(REQUIREMENT): Retype all material exactly. Pictures stay out of the copy.

[Extracts from a graphics dataset]
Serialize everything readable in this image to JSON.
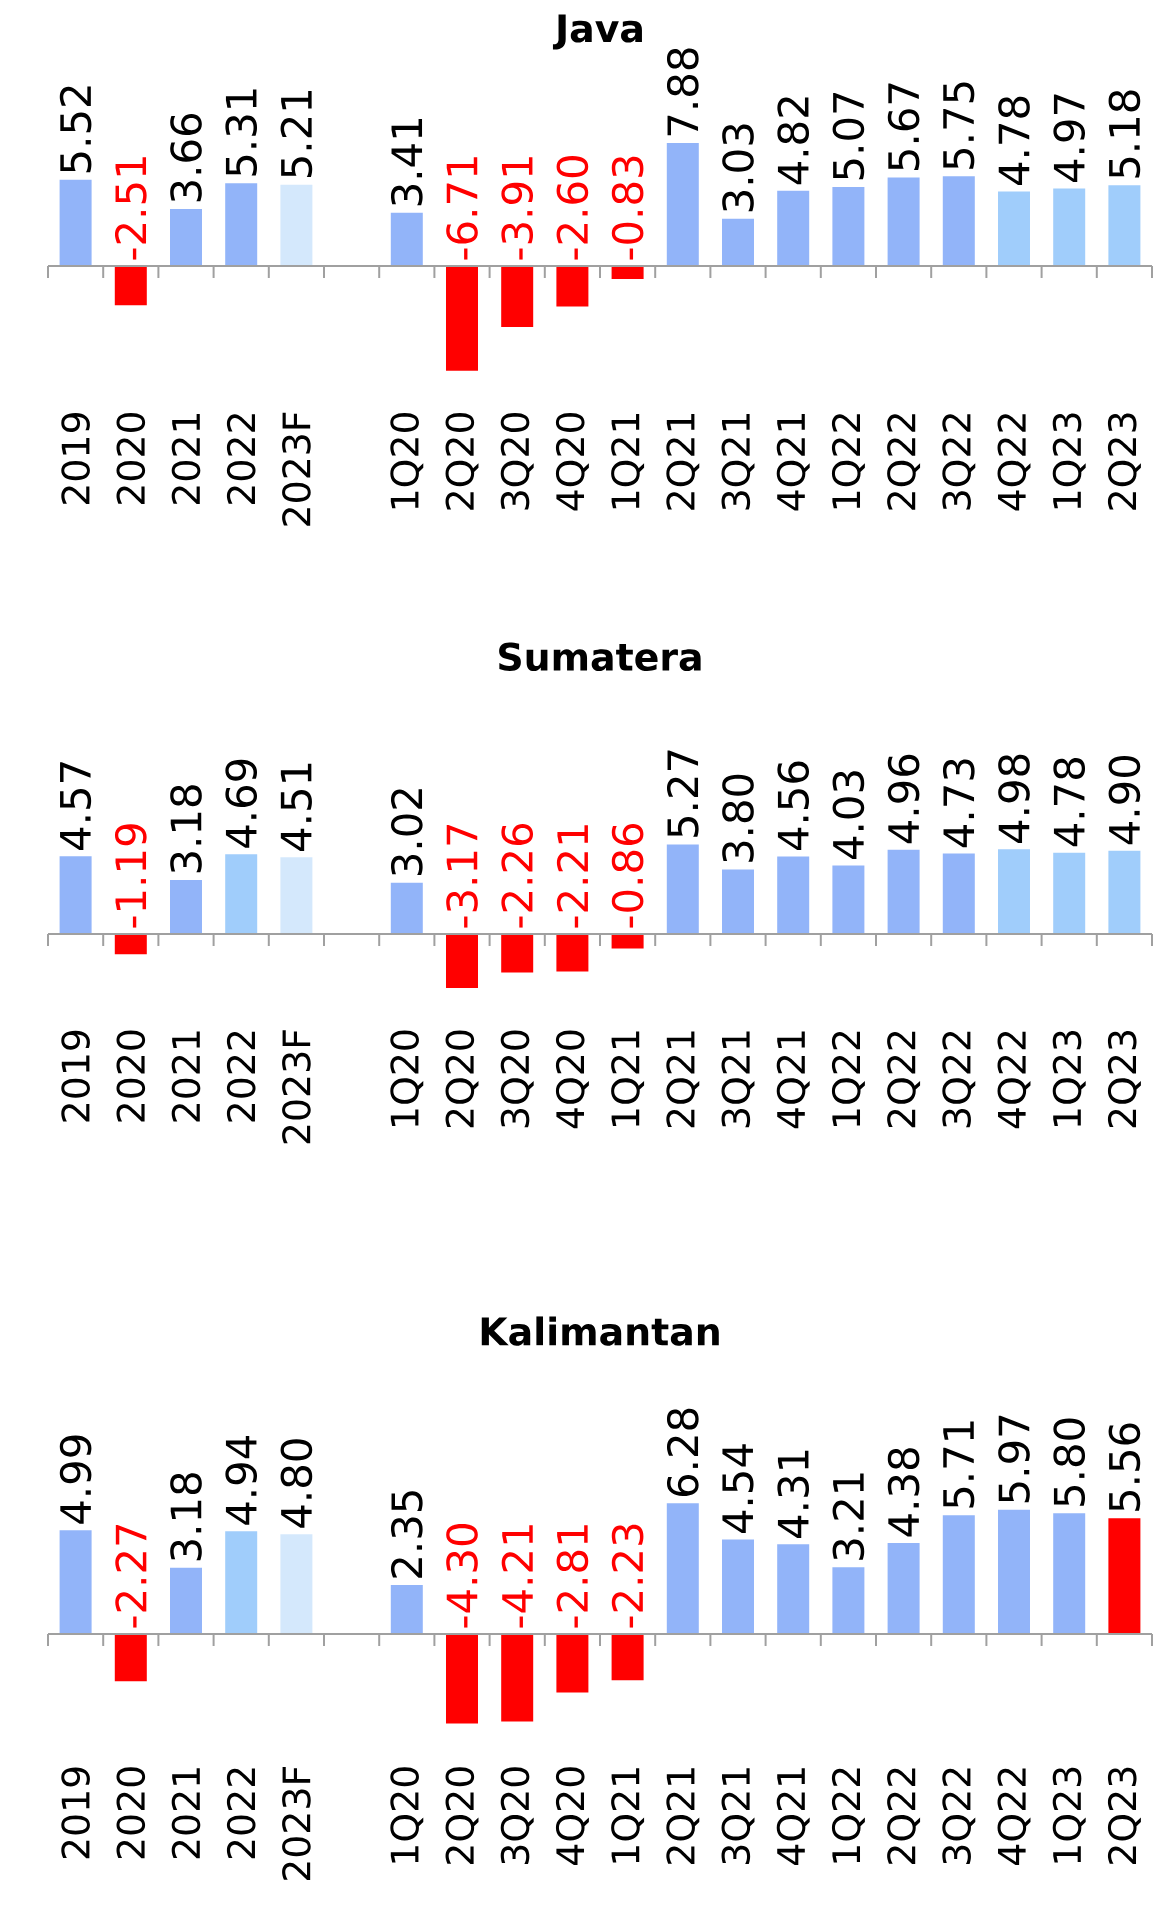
{
  "chart_data": [
    {
      "type": "bar",
      "title": "Java",
      "categories": [
        "2019",
        "2020",
        "2021",
        "2022",
        "2023F",
        null,
        "1Q20",
        "2Q20",
        "3Q20",
        "4Q20",
        "1Q21",
        "2Q21",
        "3Q21",
        "4Q21",
        "1Q22",
        "2Q22",
        "3Q22",
        "4Q22",
        "1Q23",
        "2Q23"
      ],
      "values": [
        5.52,
        -2.51,
        3.66,
        5.31,
        5.21,
        null,
        3.41,
        -6.71,
        -3.91,
        -2.6,
        -0.83,
        7.88,
        3.03,
        4.82,
        5.07,
        5.67,
        5.75,
        4.78,
        4.97,
        5.18
      ],
      "colors": [
        "#92b4f9",
        "#ff0000",
        "#92b4f9",
        "#92b4f9",
        "#d4e8fc",
        null,
        "#92b4f9",
        "#ff0000",
        "#ff0000",
        "#ff0000",
        "#ff0000",
        "#92b4f9",
        "#92b4f9",
        "#92b4f9",
        "#92b4f9",
        "#92b4f9",
        "#92b4f9",
        "#a0cdfb",
        "#a0cdfb",
        "#a0cdfb"
      ],
      "value_labels": [
        "5.52",
        "-2.51",
        "3.66",
        "5.31",
        "5.21",
        null,
        "3.41",
        "-6.71",
        "-3.91",
        "-2.60",
        "-0.83",
        "7.88",
        "3.03",
        "4.82",
        "5.07",
        "5.67",
        "5.75",
        "4.78",
        "4.97",
        "5.18"
      ]
    },
    {
      "type": "bar",
      "title": "Sumatera",
      "categories": [
        "2019",
        "2020",
        "2021",
        "2022",
        "2023F",
        null,
        "1Q20",
        "2Q20",
        "3Q20",
        "4Q20",
        "1Q21",
        "2Q21",
        "3Q21",
        "4Q21",
        "1Q22",
        "2Q22",
        "3Q22",
        "4Q22",
        "1Q23",
        "2Q23"
      ],
      "values": [
        4.57,
        -1.19,
        3.18,
        4.69,
        4.51,
        null,
        3.02,
        -3.17,
        -2.26,
        -2.21,
        -0.86,
        5.27,
        3.8,
        4.56,
        4.03,
        4.96,
        4.73,
        4.98,
        4.78,
        4.9
      ],
      "colors": [
        "#92b4f9",
        "#ff0000",
        "#92b4f9",
        "#a0cdfb",
        "#d4e8fc",
        null,
        "#92b4f9",
        "#ff0000",
        "#ff0000",
        "#ff0000",
        "#ff0000",
        "#92b4f9",
        "#92b4f9",
        "#92b4f9",
        "#92b4f9",
        "#92b4f9",
        "#92b4f9",
        "#a0cdfb",
        "#a0cdfb",
        "#a0cdfb"
      ],
      "value_labels": [
        "4.57",
        "-1.19",
        "3.18",
        "4.69",
        "4.51",
        null,
        "3.02",
        "-3.17",
        "-2.26",
        "-2.21",
        "-0.86",
        "5.27",
        "3.80",
        "4.56",
        "4.03",
        "4.96",
        "4.73",
        "4.98",
        "4.78",
        "4.90"
      ]
    },
    {
      "type": "bar",
      "title": "Kalimantan",
      "categories": [
        "2019",
        "2020",
        "2021",
        "2022",
        "2023F",
        null,
        "1Q20",
        "2Q20",
        "3Q20",
        "4Q20",
        "1Q21",
        "2Q21",
        "3Q21",
        "4Q21",
        "1Q22",
        "2Q22",
        "3Q22",
        "4Q22",
        "1Q23",
        "2Q23"
      ],
      "values": [
        4.99,
        -2.27,
        3.18,
        4.94,
        4.8,
        null,
        2.35,
        -4.3,
        -4.21,
        -2.81,
        -2.23,
        6.28,
        4.54,
        4.31,
        3.21,
        4.38,
        5.71,
        5.97,
        5.8,
        5.56
      ],
      "colors": [
        "#92b4f9",
        "#ff0000",
        "#92b4f9",
        "#a0cdfb",
        "#d4e8fc",
        null,
        "#92b4f9",
        "#ff0000",
        "#ff0000",
        "#ff0000",
        "#ff0000",
        "#92b4f9",
        "#92b4f9",
        "#92b4f9",
        "#92b4f9",
        "#92b4f9",
        "#92b4f9",
        "#92b4f9",
        "#92b4f9",
        "#ff0000"
      ],
      "value_labels": [
        "4.99",
        "-2.27",
        "3.18",
        "4.94",
        "4.80",
        null,
        "2.35",
        "-4.30",
        "-4.21",
        "-2.81",
        "-2.23",
        "6.28",
        "4.54",
        "4.31",
        "3.21",
        "4.38",
        "5.71",
        "5.97",
        "5.80",
        "5.56"
      ]
    }
  ]
}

(EXPECTED ANSWER):
Serialize everything readable in this image to JSON.
{
  "chart_data": [
    {
      "type": "bar",
      "title": "Java",
      "categories": [
        "2019",
        "2020",
        "2021",
        "2022",
        "2023F",
        null,
        "1Q20",
        "2Q20",
        "3Q20",
        "4Q20",
        "1Q21",
        "2Q21",
        "3Q21",
        "4Q21",
        "1Q22",
        "2Q22",
        "3Q22",
        "4Q22",
        "1Q23",
        "2Q23"
      ],
      "values": [
        5.52,
        -2.51,
        3.66,
        5.31,
        5.21,
        null,
        3.41,
        -6.71,
        -3.91,
        -2.6,
        -0.83,
        7.88,
        3.03,
        4.82,
        5.07,
        5.67,
        5.75,
        4.78,
        4.97,
        5.18
      ],
      "colors": [
        "#92b4f9",
        "#ff0000",
        "#92b4f9",
        "#92b4f9",
        "#d4e8fc",
        null,
        "#92b4f9",
        "#ff0000",
        "#ff0000",
        "#ff0000",
        "#ff0000",
        "#92b4f9",
        "#92b4f9",
        "#92b4f9",
        "#92b4f9",
        "#92b4f9",
        "#92b4f9",
        "#a0cdfb",
        "#a0cdfb",
        "#a0cdfb"
      ],
      "value_labels": [
        "5.52",
        "-2.51",
        "3.66",
        "5.31",
        "5.21",
        null,
        "3.41",
        "-6.71",
        "-3.91",
        "-2.60",
        "-0.83",
        "7.88",
        "3.03",
        "4.82",
        "5.07",
        "5.67",
        "5.75",
        "4.78",
        "4.97",
        "5.18"
      ]
    },
    {
      "type": "bar",
      "title": "Sumatera",
      "categories": [
        "2019",
        "2020",
        "2021",
        "2022",
        "2023F",
        null,
        "1Q20",
        "2Q20",
        "3Q20",
        "4Q20",
        "1Q21",
        "2Q21",
        "3Q21",
        "4Q21",
        "1Q22",
        "2Q22",
        "3Q22",
        "4Q22",
        "1Q23",
        "2Q23"
      ],
      "values": [
        4.57,
        -1.19,
        3.18,
        4.69,
        4.51,
        null,
        3.02,
        -3.17,
        -2.26,
        -2.21,
        -0.86,
        5.27,
        3.8,
        4.56,
        4.03,
        4.96,
        4.73,
        4.98,
        4.78,
        4.9
      ],
      "colors": [
        "#92b4f9",
        "#ff0000",
        "#92b4f9",
        "#a0cdfb",
        "#d4e8fc",
        null,
        "#92b4f9",
        "#ff0000",
        "#ff0000",
        "#ff0000",
        "#ff0000",
        "#92b4f9",
        "#92b4f9",
        "#92b4f9",
        "#92b4f9",
        "#92b4f9",
        "#92b4f9",
        "#a0cdfb",
        "#a0cdfb",
        "#a0cdfb"
      ],
      "value_labels": [
        "4.57",
        "-1.19",
        "3.18",
        "4.69",
        "4.51",
        null,
        "3.02",
        "-3.17",
        "-2.26",
        "-2.21",
        "-0.86",
        "5.27",
        "3.80",
        "4.56",
        "4.03",
        "4.96",
        "4.73",
        "4.98",
        "4.78",
        "4.90"
      ]
    },
    {
      "type": "bar",
      "title": "Kalimantan",
      "categories": [
        "2019",
        "2020",
        "2021",
        "2022",
        "2023F",
        null,
        "1Q20",
        "2Q20",
        "3Q20",
        "4Q20",
        "1Q21",
        "2Q21",
        "3Q21",
        "4Q21",
        "1Q22",
        "2Q22",
        "3Q22",
        "4Q22",
        "1Q23",
        "2Q23"
      ],
      "values": [
        4.99,
        -2.27,
        3.18,
        4.94,
        4.8,
        null,
        2.35,
        -4.3,
        -4.21,
        -2.81,
        -2.23,
        6.28,
        4.54,
        4.31,
        3.21,
        4.38,
        5.71,
        5.97,
        5.8,
        5.56
      ],
      "colors": [
        "#92b4f9",
        "#ff0000",
        "#92b4f9",
        "#a0cdfb",
        "#d4e8fc",
        null,
        "#92b4f9",
        "#ff0000",
        "#ff0000",
        "#ff0000",
        "#ff0000",
        "#92b4f9",
        "#92b4f9",
        "#92b4f9",
        "#92b4f9",
        "#92b4f9",
        "#92b4f9",
        "#92b4f9",
        "#92b4f9",
        "#ff0000"
      ],
      "value_labels": [
        "4.99",
        "-2.27",
        "3.18",
        "4.94",
        "4.80",
        null,
        "2.35",
        "-4.30",
        "-4.21",
        "-2.81",
        "-2.23",
        "6.28",
        "4.54",
        "4.31",
        "3.21",
        "4.38",
        "5.71",
        "5.97",
        "5.80",
        "5.56"
      ]
    }
  ]
}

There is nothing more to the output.